_Objective_: Identify the lines that include the word "subtitle", then copy all of them.

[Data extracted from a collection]
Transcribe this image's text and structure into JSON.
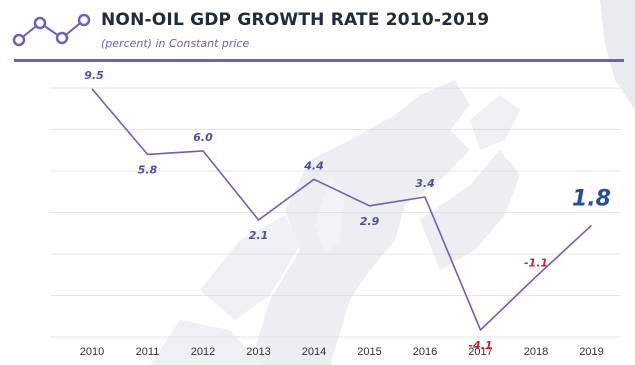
{
  "header": {
    "title": "NON-OIL GDP GROWTH RATE  2010-2019",
    "subtitle": "(percent) in Constant price"
  },
  "colors": {
    "line": "#6a5fc2",
    "positive_label": "#4a52a8",
    "negative_label": "#e02020",
    "highlight_label": "#1e4fa3",
    "title": "#222a3c",
    "rule": "#6a5fc2"
  },
  "chart_data": {
    "type": "line",
    "title": "NON-OIL GDP GROWTH RATE  2010-2019",
    "subtitle": "(percent) in Constant price",
    "xlabel": "",
    "ylabel": "",
    "categories": [
      "2010",
      "2011",
      "2012",
      "2013",
      "2014",
      "2015",
      "2016",
      "2017",
      "2018",
      "2019"
    ],
    "series": [
      {
        "values": [
          9.5,
          5.8,
          6.0,
          2.1,
          4.4,
          2.9,
          3.4,
          -4.1,
          -1.1,
          1.8
        ],
        "data_labels": [
          "9.5",
          "5.8",
          "6.0",
          "2.1",
          "4.4",
          "2.9",
          "3.4",
          "-4.1",
          "-1.1",
          "1.8"
        ]
      }
    ],
    "ylim": [
      -4.5,
      10
    ],
    "grid": true,
    "legend": "none",
    "highlight_last": true
  }
}
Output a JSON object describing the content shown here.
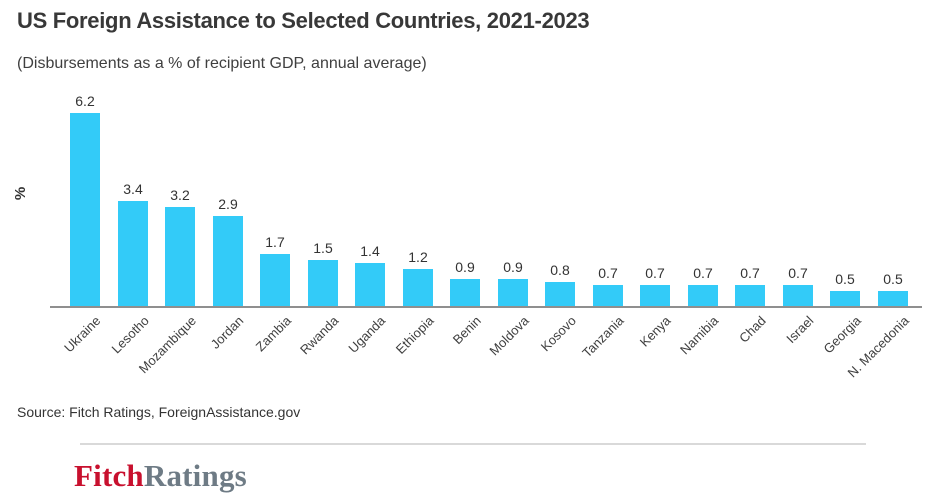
{
  "header": {
    "title": "US Foreign Assistance to Selected Countries, 2021-2023",
    "subtitle": "(Disbursements as a % of recipient GDP, annual average)"
  },
  "chart_data": {
    "type": "bar",
    "title": "US Foreign Assistance to Selected Countries, 2021-2023",
    "subtitle": "(Disbursements as a % of recipient GDP, annual average)",
    "categories": [
      "Ukraine",
      "Lesotho",
      "Mozambique",
      "Jordan",
      "Zambia",
      "Rwanda",
      "Uganda",
      "Ethiopia",
      "Benin",
      "Moldova",
      "Kosovo",
      "Tanzania",
      "Kenya",
      "Namibia",
      "Chad",
      "Israel",
      "Georgia",
      "N. Macedonia"
    ],
    "values": [
      6.2,
      3.4,
      3.2,
      2.9,
      1.7,
      1.5,
      1.4,
      1.2,
      0.9,
      0.9,
      0.8,
      0.7,
      0.7,
      0.7,
      0.7,
      0.7,
      0.5,
      0.5
    ],
    "xlabel": "",
    "ylabel": "%",
    "ylim": [
      0,
      6.6
    ],
    "grid": false,
    "legend": false,
    "value_labels": true,
    "bar_color": "#33cbf8"
  },
  "footer": {
    "source": "Source: Fitch Ratings, ForeignAssistance.gov",
    "logo_part1": "Fitch",
    "logo_part2": "Ratings"
  },
  "colors": {
    "bar": "#33cbf8",
    "axis": "#8f8f8f",
    "title_text": "#383838",
    "label_text": "#333333",
    "divider": "#d9d9d9",
    "logo_red": "#c8102e",
    "logo_gray": "#6e7b85"
  }
}
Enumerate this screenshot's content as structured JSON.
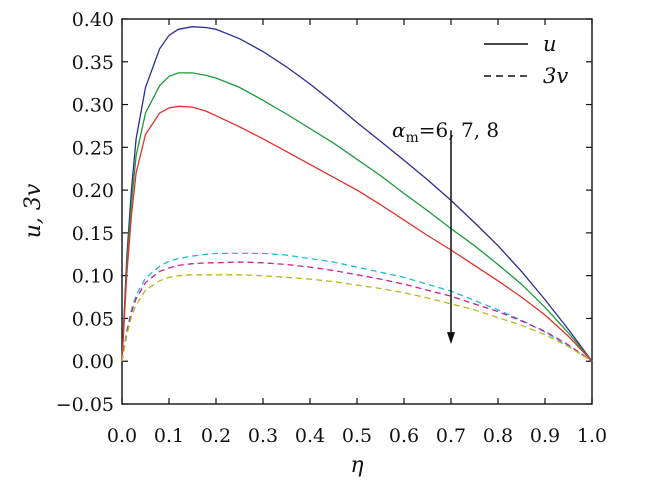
{
  "chart_data": {
    "type": "line",
    "title": "",
    "xlabel": "η",
    "ylabel": "u, 3v",
    "xlim": [
      0.0,
      1.0
    ],
    "ylim": [
      -0.05,
      0.4
    ],
    "x_ticks": [
      "0.0",
      "0.1",
      "0.2",
      "0.3",
      "0.4",
      "0.5",
      "0.6",
      "0.7",
      "0.8",
      "0.9",
      "1.0"
    ],
    "y_ticks": [
      "−0.05",
      "0.00",
      "0.05",
      "0.10",
      "0.15",
      "0.20",
      "0.25",
      "0.30",
      "0.35",
      "0.40"
    ],
    "grid": false,
    "legend": {
      "position": "top-right",
      "entries": [
        {
          "label": "u",
          "style": "solid"
        },
        {
          "label": "3v",
          "style": "dashed"
        }
      ]
    },
    "annotation": {
      "prefix": "α",
      "subscript": "m",
      "text": "=6, 7, 8",
      "arrow_x": 0.7,
      "arrow_from_y": 0.27,
      "arrow_to_y": 0.02
    },
    "x": [
      0.0,
      0.01,
      0.02,
      0.03,
      0.05,
      0.08,
      0.1,
      0.12,
      0.15,
      0.18,
      0.2,
      0.25,
      0.3,
      0.35,
      0.4,
      0.45,
      0.5,
      0.55,
      0.6,
      0.65,
      0.7,
      0.75,
      0.8,
      0.85,
      0.9,
      0.95,
      1.0
    ],
    "series": [
      {
        "style": "solid",
        "color": "#2b2e8f",
        "values": [
          0.0,
          0.12,
          0.2,
          0.26,
          0.32,
          0.365,
          0.381,
          0.388,
          0.391,
          0.39,
          0.388,
          0.377,
          0.362,
          0.344,
          0.324,
          0.302,
          0.279,
          0.257,
          0.235,
          0.212,
          0.188,
          0.162,
          0.135,
          0.105,
          0.072,
          0.037,
          0.0
        ]
      },
      {
        "style": "solid",
        "color": "#1a9c3a",
        "values": [
          0.0,
          0.11,
          0.185,
          0.24,
          0.29,
          0.322,
          0.333,
          0.337,
          0.337,
          0.334,
          0.331,
          0.32,
          0.305,
          0.289,
          0.272,
          0.255,
          0.236,
          0.217,
          0.196,
          0.176,
          0.155,
          0.135,
          0.113,
          0.09,
          0.063,
          0.033,
          0.0
        ]
      },
      {
        "style": "solid",
        "color": "#e0312b",
        "values": [
          0.0,
          0.1,
          0.17,
          0.22,
          0.265,
          0.29,
          0.296,
          0.298,
          0.297,
          0.292,
          0.287,
          0.274,
          0.26,
          0.245,
          0.23,
          0.215,
          0.2,
          0.183,
          0.165,
          0.147,
          0.13,
          0.112,
          0.094,
          0.075,
          0.054,
          0.029,
          0.0
        ]
      },
      {
        "style": "dashed",
        "color": "#22b8d8",
        "values": [
          0.0,
          0.035,
          0.06,
          0.077,
          0.097,
          0.111,
          0.117,
          0.12,
          0.123,
          0.125,
          0.126,
          0.126,
          0.126,
          0.124,
          0.12,
          0.116,
          0.11,
          0.104,
          0.098,
          0.09,
          0.082,
          0.071,
          0.06,
          0.048,
          0.034,
          0.018,
          0.0
        ]
      },
      {
        "style": "dashed",
        "color": "#c8208f",
        "values": [
          0.0,
          0.033,
          0.057,
          0.073,
          0.092,
          0.105,
          0.109,
          0.112,
          0.114,
          0.115,
          0.115,
          0.116,
          0.115,
          0.113,
          0.11,
          0.106,
          0.101,
          0.096,
          0.09,
          0.083,
          0.076,
          0.067,
          0.058,
          0.047,
          0.035,
          0.019,
          0.0
        ]
      },
      {
        "style": "dashed",
        "color": "#b8b71e",
        "values": [
          0.0,
          0.03,
          0.052,
          0.066,
          0.083,
          0.094,
          0.098,
          0.1,
          0.101,
          0.101,
          0.101,
          0.101,
          0.1,
          0.098,
          0.096,
          0.093,
          0.089,
          0.085,
          0.08,
          0.074,
          0.067,
          0.06,
          0.051,
          0.042,
          0.031,
          0.017,
          0.0
        ]
      }
    ]
  }
}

_The answer_:
    "subtitle": "(percent) in Constant price"
    "subtitle": "(percent) in Constant price",
    "subtitle": "(Disbursements as a % of recipient GDP, annual average)"
    "subtitle": "(Disbursements as a % of recipient GDP, annual average)",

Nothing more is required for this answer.